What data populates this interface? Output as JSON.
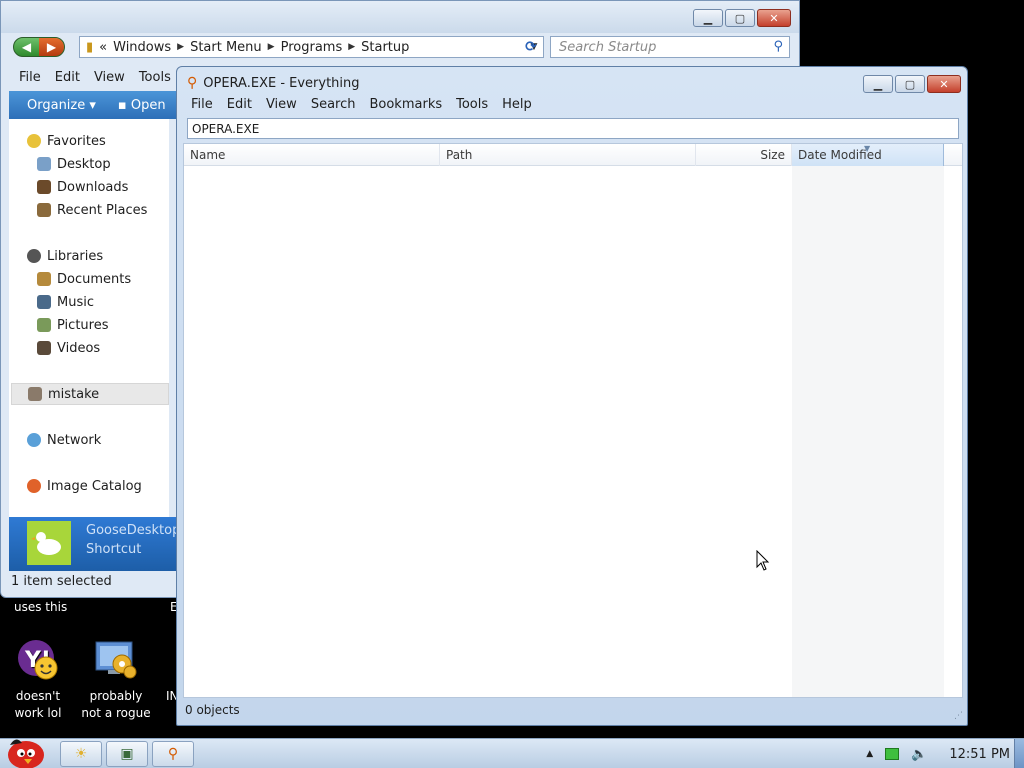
{
  "desktop": {
    "caption_top_left": "uses this",
    "caption_top_right": "E",
    "icons": [
      {
        "label": "doesn't work lol",
        "icon": "yahoo-messenger-icon"
      },
      {
        "label": "probably not a rogue",
        "icon": "monitor-gears-icon"
      },
      {
        "label": "IN",
        "icon": "partial-icon"
      }
    ]
  },
  "explorer": {
    "breadcrumb": {
      "overflow": "«",
      "parts": [
        "Windows",
        "Start Menu",
        "Programs",
        "Startup"
      ]
    },
    "search_placeholder": "Search Startup",
    "menu": [
      "File",
      "Edit",
      "View",
      "Tools"
    ],
    "command_bar": {
      "organize": "Organize ▾",
      "open": "Open"
    },
    "nav": {
      "favorites": "Favorites",
      "favorites_items": [
        "Desktop",
        "Downloads",
        "Recent Places"
      ],
      "libraries": "Libraries",
      "libraries_items": [
        "Documents",
        "Music",
        "Pictures",
        "Videos"
      ],
      "homegroup_user": "mistake",
      "network": "Network",
      "image_catalog": "Image Catalog"
    },
    "details": {
      "name": "GooseDesktop",
      "type": "Shortcut"
    },
    "status": "1 item selected",
    "colors": {
      "command_bar": "#2d6fb8",
      "details_pane": "#1d5ea8"
    }
  },
  "everything": {
    "title": "OPERA.EXE - Everything",
    "menu": [
      "File",
      "Edit",
      "View",
      "Search",
      "Bookmarks",
      "Tools",
      "Help"
    ],
    "search_value": "OPERA.EXE",
    "columns": {
      "name": "Name",
      "path": "Path",
      "size": "Size",
      "date_modified": "Date Modified"
    },
    "status": "0 objects"
  },
  "taskbar": {
    "buttons": [
      {
        "name": "explorer-task",
        "icon": "folder-icon"
      },
      {
        "name": "task-2",
        "icon": "app-icon"
      },
      {
        "name": "everything-task",
        "icon": "magnifier-icon"
      }
    ],
    "clock": "12:51 PM"
  }
}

= Written task =
Exclude the images and reproduce the remaining data exactly.

= Answer to the problem =
What data populates this interface? Output as JSON.
{
  "desktop": {
    "caption_top_left": "uses this",
    "caption_top_right": "E",
    "icons": [
      {
        "label": "doesn't work lol",
        "icon": "yahoo-messenger-icon"
      },
      {
        "label": "probably not a rogue",
        "icon": "monitor-gears-icon"
      },
      {
        "label": "IN",
        "icon": "partial-icon"
      }
    ]
  },
  "explorer": {
    "breadcrumb": {
      "overflow": "«",
      "parts": [
        "Windows",
        "Start Menu",
        "Programs",
        "Startup"
      ]
    },
    "search_placeholder": "Search Startup",
    "menu": [
      "File",
      "Edit",
      "View",
      "Tools"
    ],
    "command_bar": {
      "organize": "Organize ▾",
      "open": "Open"
    },
    "nav": {
      "favorites": "Favorites",
      "favorites_items": [
        "Desktop",
        "Downloads",
        "Recent Places"
      ],
      "libraries": "Libraries",
      "libraries_items": [
        "Documents",
        "Music",
        "Pictures",
        "Videos"
      ],
      "homegroup_user": "mistake",
      "network": "Network",
      "image_catalog": "Image Catalog"
    },
    "details": {
      "name": "GooseDesktop",
      "type": "Shortcut"
    },
    "status": "1 item selected",
    "colors": {
      "command_bar": "#2d6fb8",
      "details_pane": "#1d5ea8"
    }
  },
  "everything": {
    "title": "OPERA.EXE - Everything",
    "menu": [
      "File",
      "Edit",
      "View",
      "Search",
      "Bookmarks",
      "Tools",
      "Help"
    ],
    "search_value": "OPERA.EXE",
    "columns": {
      "name": "Name",
      "path": "Path",
      "size": "Size",
      "date_modified": "Date Modified"
    },
    "status": "0 objects"
  },
  "taskbar": {
    "buttons": [
      {
        "name": "explorer-task",
        "icon": "folder-icon"
      },
      {
        "name": "task-2",
        "icon": "app-icon"
      },
      {
        "name": "everything-task",
        "icon": "magnifier-icon"
      }
    ],
    "clock": "12:51 PM"
  }
}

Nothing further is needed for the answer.